Figure dataset records

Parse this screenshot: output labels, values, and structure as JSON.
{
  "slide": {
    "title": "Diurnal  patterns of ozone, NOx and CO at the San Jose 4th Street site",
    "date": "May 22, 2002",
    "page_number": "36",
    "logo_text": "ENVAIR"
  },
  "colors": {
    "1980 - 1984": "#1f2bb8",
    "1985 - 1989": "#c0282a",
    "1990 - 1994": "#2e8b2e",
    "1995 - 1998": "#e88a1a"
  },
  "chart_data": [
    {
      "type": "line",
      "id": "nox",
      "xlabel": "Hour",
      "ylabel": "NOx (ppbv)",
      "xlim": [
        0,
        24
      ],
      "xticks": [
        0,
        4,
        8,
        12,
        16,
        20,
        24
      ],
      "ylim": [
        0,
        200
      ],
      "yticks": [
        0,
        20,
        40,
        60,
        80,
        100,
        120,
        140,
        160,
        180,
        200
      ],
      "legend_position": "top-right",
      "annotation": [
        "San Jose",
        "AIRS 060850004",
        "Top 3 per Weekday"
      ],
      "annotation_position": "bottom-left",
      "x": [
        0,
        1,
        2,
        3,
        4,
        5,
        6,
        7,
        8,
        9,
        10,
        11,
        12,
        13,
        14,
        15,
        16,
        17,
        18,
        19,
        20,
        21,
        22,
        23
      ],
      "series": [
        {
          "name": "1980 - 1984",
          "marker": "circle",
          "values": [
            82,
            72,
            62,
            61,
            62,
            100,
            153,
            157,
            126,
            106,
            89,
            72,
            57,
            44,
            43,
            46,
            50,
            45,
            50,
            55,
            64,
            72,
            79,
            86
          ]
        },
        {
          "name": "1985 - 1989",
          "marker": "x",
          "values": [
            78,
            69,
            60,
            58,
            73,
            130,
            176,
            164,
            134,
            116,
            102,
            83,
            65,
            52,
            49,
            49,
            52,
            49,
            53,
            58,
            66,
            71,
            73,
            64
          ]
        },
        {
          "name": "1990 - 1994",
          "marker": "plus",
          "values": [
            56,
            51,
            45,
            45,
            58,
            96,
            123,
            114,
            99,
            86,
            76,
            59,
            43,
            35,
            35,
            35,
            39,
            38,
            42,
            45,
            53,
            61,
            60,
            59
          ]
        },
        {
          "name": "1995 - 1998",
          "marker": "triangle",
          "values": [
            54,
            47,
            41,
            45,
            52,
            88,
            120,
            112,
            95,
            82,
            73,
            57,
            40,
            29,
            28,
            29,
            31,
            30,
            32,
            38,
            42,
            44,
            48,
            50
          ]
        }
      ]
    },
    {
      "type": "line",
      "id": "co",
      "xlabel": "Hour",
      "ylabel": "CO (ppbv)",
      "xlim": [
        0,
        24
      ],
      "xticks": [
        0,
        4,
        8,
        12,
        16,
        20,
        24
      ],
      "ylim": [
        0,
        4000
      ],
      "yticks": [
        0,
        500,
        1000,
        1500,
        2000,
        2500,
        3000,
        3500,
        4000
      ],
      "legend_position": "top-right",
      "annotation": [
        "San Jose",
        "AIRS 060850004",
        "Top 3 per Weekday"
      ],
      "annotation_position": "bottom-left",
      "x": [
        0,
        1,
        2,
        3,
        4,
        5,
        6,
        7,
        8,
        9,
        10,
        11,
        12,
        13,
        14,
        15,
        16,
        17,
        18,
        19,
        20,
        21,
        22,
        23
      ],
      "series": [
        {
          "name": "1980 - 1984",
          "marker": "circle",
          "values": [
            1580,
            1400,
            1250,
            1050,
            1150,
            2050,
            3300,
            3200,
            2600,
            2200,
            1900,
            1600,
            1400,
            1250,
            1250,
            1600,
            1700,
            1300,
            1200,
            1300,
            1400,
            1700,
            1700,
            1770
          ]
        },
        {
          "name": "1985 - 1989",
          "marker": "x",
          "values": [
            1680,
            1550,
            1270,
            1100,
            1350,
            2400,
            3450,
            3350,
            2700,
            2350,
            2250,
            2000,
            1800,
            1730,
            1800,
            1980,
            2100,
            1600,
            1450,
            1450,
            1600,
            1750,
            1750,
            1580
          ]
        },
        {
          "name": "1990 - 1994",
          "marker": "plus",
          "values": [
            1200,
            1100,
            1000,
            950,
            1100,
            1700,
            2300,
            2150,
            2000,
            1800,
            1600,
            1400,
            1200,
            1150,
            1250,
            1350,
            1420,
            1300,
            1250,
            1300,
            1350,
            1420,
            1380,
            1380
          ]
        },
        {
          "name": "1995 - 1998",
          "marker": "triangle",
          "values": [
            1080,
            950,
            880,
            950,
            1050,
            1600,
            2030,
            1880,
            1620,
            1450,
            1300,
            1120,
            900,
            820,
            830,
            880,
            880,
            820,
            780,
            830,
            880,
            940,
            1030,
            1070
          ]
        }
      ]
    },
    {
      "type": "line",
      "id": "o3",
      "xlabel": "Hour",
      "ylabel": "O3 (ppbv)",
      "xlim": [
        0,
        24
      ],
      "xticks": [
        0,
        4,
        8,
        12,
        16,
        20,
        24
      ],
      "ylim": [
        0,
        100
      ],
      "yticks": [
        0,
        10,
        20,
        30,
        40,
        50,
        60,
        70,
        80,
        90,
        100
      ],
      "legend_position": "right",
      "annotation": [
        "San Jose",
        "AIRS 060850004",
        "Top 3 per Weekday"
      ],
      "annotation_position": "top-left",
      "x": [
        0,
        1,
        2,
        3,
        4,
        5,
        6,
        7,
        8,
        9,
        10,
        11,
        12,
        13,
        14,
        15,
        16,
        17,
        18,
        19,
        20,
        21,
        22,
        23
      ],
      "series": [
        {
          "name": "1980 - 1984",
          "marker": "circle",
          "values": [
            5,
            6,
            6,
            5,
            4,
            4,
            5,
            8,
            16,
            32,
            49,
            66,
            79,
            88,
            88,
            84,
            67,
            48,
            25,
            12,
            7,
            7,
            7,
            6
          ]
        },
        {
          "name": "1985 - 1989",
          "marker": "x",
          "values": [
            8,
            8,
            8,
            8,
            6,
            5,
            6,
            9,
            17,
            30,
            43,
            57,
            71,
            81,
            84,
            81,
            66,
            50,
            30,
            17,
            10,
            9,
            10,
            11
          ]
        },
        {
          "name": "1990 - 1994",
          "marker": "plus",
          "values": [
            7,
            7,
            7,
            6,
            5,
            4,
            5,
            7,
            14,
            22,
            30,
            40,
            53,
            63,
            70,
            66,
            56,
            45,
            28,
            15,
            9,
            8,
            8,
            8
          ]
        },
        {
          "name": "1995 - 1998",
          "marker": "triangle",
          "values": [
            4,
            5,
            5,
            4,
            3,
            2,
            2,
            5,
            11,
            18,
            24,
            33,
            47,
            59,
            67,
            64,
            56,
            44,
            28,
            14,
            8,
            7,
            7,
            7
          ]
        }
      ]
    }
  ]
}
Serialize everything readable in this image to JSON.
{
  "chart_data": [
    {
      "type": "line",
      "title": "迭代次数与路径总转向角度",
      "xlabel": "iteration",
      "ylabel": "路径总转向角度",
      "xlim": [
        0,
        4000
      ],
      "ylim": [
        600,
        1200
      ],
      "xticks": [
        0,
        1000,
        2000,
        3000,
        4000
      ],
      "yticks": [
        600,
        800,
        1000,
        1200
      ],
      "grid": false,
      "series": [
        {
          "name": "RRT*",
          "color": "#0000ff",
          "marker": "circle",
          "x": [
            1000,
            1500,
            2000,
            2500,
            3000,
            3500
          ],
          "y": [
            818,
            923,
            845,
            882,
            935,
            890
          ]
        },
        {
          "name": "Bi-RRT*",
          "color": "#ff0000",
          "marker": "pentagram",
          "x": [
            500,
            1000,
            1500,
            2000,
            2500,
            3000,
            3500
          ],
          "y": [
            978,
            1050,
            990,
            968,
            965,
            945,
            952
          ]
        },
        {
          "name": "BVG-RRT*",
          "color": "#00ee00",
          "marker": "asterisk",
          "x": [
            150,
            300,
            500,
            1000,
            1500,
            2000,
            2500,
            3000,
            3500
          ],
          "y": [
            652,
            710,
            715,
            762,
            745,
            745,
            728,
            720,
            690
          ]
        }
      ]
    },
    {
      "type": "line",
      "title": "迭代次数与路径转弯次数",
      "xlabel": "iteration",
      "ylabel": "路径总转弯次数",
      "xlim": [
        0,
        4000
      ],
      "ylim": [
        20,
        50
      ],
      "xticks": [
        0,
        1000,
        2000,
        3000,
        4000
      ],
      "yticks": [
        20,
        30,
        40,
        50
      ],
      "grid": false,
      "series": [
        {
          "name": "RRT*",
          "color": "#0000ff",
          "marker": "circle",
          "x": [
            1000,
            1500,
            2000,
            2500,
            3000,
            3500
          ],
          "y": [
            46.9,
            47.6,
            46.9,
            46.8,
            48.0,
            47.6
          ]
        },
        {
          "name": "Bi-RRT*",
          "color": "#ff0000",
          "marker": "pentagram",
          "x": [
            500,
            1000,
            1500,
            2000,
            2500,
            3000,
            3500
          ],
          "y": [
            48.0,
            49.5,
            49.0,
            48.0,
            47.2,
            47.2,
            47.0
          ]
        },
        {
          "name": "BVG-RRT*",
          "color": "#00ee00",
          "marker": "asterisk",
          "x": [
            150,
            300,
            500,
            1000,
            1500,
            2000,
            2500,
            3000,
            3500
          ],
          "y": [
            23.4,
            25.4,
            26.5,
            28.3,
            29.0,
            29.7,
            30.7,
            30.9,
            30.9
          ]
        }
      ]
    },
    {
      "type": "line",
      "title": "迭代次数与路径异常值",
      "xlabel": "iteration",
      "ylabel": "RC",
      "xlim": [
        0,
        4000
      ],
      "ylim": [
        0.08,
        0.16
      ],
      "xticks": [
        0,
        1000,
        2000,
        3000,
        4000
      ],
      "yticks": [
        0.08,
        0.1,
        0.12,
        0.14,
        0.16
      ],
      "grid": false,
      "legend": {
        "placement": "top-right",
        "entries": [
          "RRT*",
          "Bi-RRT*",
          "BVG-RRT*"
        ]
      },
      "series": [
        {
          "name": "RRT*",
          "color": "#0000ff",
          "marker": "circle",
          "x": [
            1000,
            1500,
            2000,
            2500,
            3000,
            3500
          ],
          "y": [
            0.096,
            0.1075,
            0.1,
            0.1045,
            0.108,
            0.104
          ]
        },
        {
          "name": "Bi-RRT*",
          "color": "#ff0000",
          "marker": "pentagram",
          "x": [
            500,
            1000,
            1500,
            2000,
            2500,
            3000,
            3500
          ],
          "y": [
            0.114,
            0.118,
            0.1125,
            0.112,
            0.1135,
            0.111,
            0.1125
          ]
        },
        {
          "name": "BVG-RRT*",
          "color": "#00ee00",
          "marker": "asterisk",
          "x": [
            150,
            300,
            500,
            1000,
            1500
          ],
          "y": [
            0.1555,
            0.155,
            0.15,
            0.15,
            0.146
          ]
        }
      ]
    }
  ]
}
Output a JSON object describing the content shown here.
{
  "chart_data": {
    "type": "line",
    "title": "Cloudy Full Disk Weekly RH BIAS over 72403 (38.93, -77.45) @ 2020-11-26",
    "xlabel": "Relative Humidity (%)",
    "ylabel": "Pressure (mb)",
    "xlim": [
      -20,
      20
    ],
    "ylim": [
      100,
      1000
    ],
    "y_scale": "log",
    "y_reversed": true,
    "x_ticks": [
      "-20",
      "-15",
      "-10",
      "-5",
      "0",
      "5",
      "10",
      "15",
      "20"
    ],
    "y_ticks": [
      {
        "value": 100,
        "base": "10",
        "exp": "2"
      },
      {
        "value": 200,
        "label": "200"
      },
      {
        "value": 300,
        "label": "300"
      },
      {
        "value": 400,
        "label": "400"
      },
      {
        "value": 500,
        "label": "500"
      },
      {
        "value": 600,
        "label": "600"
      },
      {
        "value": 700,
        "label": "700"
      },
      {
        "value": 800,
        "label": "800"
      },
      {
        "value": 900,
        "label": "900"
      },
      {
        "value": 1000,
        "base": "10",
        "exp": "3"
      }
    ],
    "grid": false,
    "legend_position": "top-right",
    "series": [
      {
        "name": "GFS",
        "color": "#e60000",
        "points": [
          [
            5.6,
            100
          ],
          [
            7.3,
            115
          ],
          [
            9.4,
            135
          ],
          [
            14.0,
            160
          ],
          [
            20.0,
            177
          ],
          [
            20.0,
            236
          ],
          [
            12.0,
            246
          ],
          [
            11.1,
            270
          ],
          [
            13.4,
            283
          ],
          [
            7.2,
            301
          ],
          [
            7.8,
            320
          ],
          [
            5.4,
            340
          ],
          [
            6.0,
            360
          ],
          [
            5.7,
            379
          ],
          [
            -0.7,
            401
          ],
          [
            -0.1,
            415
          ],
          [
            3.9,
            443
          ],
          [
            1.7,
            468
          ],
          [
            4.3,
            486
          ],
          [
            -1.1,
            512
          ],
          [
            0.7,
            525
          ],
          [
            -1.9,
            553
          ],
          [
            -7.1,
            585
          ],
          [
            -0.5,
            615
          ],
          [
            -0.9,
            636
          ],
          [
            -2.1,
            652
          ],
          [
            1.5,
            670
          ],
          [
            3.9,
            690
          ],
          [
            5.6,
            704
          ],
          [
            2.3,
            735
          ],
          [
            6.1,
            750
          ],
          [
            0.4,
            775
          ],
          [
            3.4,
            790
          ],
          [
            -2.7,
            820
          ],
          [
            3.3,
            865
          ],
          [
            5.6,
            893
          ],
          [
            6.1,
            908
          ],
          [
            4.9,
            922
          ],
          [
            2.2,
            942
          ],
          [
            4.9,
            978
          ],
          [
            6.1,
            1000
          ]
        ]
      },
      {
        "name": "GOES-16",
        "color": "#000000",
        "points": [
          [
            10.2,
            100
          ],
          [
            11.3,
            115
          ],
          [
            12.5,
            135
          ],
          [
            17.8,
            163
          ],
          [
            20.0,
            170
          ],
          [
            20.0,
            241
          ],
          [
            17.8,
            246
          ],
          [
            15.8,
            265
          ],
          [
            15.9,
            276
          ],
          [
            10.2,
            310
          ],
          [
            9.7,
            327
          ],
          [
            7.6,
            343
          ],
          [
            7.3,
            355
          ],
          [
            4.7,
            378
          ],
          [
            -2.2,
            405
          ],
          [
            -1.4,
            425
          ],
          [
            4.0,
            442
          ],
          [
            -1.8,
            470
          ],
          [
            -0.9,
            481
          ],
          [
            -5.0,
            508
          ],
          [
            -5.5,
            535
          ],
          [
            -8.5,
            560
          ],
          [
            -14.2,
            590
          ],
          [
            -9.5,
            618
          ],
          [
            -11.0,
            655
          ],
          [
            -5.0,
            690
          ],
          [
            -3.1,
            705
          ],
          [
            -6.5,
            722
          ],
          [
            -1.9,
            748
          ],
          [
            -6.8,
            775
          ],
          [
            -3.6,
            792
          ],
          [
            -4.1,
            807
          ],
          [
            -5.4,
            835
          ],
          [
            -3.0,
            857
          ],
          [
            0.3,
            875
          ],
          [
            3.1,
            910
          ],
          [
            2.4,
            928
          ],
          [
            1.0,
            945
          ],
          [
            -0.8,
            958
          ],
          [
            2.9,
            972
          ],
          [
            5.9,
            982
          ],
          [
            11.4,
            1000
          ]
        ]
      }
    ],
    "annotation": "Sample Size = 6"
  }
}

WHAT THE EXERCISE ASKS: Copy each line of the records containing the string "right".

COMPLETE RESPONSE:
      "legend_position": "top-right",
      "legend_position": "top-right",
      "legend_position": "right",
        "placement": "top-right",
    "legend_position": "top-right",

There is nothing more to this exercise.